PROMPT: Every line below is to be quoted exactly, with nothing added or dropped.
--- Start RECORDS TO USE ---
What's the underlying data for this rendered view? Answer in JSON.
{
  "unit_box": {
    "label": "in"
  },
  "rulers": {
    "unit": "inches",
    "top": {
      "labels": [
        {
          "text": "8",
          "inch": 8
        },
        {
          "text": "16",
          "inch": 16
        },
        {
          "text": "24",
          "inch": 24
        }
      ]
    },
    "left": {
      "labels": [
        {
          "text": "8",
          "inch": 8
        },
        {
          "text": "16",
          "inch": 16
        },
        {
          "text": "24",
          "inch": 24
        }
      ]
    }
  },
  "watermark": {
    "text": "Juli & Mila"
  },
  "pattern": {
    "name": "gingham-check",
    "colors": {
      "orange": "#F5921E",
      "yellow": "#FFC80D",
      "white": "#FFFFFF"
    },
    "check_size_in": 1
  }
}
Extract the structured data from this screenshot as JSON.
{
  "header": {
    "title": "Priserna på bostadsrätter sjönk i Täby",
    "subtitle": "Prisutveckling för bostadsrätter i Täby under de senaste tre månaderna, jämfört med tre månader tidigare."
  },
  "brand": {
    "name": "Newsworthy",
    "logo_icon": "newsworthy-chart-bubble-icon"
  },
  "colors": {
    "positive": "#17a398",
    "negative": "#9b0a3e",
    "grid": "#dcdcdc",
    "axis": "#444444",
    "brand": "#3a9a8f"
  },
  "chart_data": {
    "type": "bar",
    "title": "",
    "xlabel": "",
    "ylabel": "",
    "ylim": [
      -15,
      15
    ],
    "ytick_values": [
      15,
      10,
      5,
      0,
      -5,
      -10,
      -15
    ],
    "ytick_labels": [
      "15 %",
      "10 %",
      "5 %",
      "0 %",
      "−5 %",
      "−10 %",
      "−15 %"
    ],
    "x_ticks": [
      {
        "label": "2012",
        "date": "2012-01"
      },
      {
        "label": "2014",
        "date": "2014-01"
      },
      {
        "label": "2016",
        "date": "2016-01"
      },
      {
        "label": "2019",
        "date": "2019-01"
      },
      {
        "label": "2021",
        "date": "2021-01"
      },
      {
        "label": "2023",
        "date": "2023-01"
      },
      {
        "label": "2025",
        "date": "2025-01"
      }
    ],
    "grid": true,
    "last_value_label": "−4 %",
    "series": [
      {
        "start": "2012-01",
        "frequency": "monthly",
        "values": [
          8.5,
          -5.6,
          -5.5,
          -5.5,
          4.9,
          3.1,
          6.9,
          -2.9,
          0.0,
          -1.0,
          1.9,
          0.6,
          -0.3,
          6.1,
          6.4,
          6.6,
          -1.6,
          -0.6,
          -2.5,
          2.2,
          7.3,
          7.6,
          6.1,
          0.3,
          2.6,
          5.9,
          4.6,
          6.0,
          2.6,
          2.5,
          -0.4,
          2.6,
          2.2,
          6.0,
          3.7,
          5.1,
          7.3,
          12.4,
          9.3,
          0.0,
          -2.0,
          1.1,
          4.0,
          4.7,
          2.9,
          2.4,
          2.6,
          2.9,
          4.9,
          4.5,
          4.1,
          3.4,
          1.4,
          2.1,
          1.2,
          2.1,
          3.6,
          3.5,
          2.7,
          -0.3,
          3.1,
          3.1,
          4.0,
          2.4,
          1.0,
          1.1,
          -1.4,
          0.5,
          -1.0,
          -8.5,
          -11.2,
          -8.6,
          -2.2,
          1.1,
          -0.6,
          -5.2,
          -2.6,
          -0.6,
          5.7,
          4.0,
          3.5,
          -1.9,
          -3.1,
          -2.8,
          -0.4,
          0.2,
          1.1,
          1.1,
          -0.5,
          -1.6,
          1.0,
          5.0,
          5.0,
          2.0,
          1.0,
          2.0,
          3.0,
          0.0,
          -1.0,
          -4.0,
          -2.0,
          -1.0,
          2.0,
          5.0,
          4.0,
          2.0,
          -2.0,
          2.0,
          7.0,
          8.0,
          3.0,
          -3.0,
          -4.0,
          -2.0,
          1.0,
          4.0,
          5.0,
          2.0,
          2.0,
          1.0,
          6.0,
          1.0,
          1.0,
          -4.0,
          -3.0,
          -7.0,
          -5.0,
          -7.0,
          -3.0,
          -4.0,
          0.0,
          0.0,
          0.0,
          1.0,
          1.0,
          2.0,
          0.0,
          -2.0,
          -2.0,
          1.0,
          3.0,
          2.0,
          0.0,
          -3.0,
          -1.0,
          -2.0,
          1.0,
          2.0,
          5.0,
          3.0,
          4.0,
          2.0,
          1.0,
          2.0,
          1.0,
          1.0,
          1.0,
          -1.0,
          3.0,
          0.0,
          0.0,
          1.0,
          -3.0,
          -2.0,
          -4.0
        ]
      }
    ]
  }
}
--- End RECORDS TO USE ---
PROBLEM SOLUTION:
What's the underlying data for this rendered view? Answer in JSON.
{
  "unit_box": {
    "label": "in"
  },
  "rulers": {
    "unit": "inches",
    "top": {
      "labels": [
        {
          "text": "8",
          "inch": 8
        },
        {
          "text": "16",
          "inch": 16
        },
        {
          "text": "24",
          "inch": 24
        }
      ]
    },
    "left": {
      "labels": [
        {
          "text": "8",
          "inch": 8
        },
        {
          "text": "16",
          "inch": 16
        },
        {
          "text": "24",
          "inch": 24
        }
      ]
    }
  },
  "watermark": {
    "text": "Juli & Mila"
  },
  "pattern": {
    "name": "gingham-check",
    "colors": {
      "orange": "#F5921E",
      "yellow": "#FFC80D",
      "white": "#FFFFFF"
    },
    "check_size_in": 1
  }
}
Extract the structured data from this screenshot as JSON.
{
  "header": {
    "title": "Priserna på bostadsrätter sjönk i Täby",
    "subtitle": "Prisutveckling för bostadsrätter i Täby under de senaste tre månaderna, jämfört med tre månader tidigare."
  },
  "brand": {
    "name": "Newsworthy",
    "logo_icon": "newsworthy-chart-bubble-icon"
  },
  "colors": {
    "positive": "#17a398",
    "negative": "#9b0a3e",
    "grid": "#dcdcdc",
    "axis": "#444444",
    "brand": "#3a9a8f"
  },
  "chart_data": {
    "type": "bar",
    "title": "",
    "xlabel": "",
    "ylabel": "",
    "ylim": [
      -15,
      15
    ],
    "ytick_values": [
      15,
      10,
      5,
      0,
      -5,
      -10,
      -15
    ],
    "ytick_labels": [
      "15 %",
      "10 %",
      "5 %",
      "0 %",
      "−5 %",
      "−10 %",
      "−15 %"
    ],
    "x_ticks": [
      {
        "label": "2012",
        "date": "2012-01"
      },
      {
        "label": "2014",
        "date": "2014-01"
      },
      {
        "label": "2016",
        "date": "2016-01"
      },
      {
        "label": "2019",
        "date": "2019-01"
      },
      {
        "label": "2021",
        "date": "2021-01"
      },
      {
        "label": "2023",
        "date": "2023-01"
      },
      {
        "label": "2025",
        "date": "2025-01"
      }
    ],
    "grid": true,
    "last_value_label": "−4 %",
    "series": [
      {
        "start": "2012-01",
        "frequency": "monthly",
        "values": [
          8.5,
          -5.6,
          -5.5,
          -5.5,
          4.9,
          3.1,
          6.9,
          -2.9,
          0.0,
          -1.0,
          1.9,
          0.6,
          -0.3,
          6.1,
          6.4,
          6.6,
          -1.6,
          -0.6,
          -2.5,
          2.2,
          7.3,
          7.6,
          6.1,
          0.3,
          2.6,
          5.9,
          4.6,
          6.0,
          2.6,
          2.5,
          -0.4,
          2.6,
          2.2,
          6.0,
          3.7,
          5.1,
          7.3,
          12.4,
          9.3,
          0.0,
          -2.0,
          1.1,
          4.0,
          4.7,
          2.9,
          2.4,
          2.6,
          2.9,
          4.9,
          4.5,
          4.1,
          3.4,
          1.4,
          2.1,
          1.2,
          2.1,
          3.6,
          3.5,
          2.7,
          -0.3,
          3.1,
          3.1,
          4.0,
          2.4,
          1.0,
          1.1,
          -1.4,
          0.5,
          -1.0,
          -8.5,
          -11.2,
          -8.6,
          -2.2,
          1.1,
          -0.6,
          -5.2,
          -2.6,
          -0.6,
          5.7,
          4.0,
          3.5,
          -1.9,
          -3.1,
          -2.8,
          -0.4,
          0.2,
          1.1,
          1.1,
          -0.5,
          -1.6,
          1.0,
          5.0,
          5.0,
          2.0,
          1.0,
          2.0,
          3.0,
          0.0,
          -1.0,
          -4.0,
          -2.0,
          -1.0,
          2.0,
          5.0,
          4.0,
          2.0,
          -2.0,
          2.0,
          7.0,
          8.0,
          3.0,
          -3.0,
          -4.0,
          -2.0,
          1.0,
          4.0,
          5.0,
          2.0,
          2.0,
          1.0,
          6.0,
          1.0,
          1.0,
          -4.0,
          -3.0,
          -7.0,
          -5.0,
          -7.0,
          -3.0,
          -4.0,
          0.0,
          0.0,
          0.0,
          1.0,
          1.0,
          2.0,
          0.0,
          -2.0,
          -2.0,
          1.0,
          3.0,
          2.0,
          0.0,
          -3.0,
          -1.0,
          -2.0,
          1.0,
          2.0,
          5.0,
          3.0,
          4.0,
          2.0,
          1.0,
          2.0,
          1.0,
          1.0,
          1.0,
          -1.0,
          3.0,
          0.0,
          0.0,
          1.0,
          -3.0,
          -2.0,
          -4.0
        ]
      }
    ]
  }
}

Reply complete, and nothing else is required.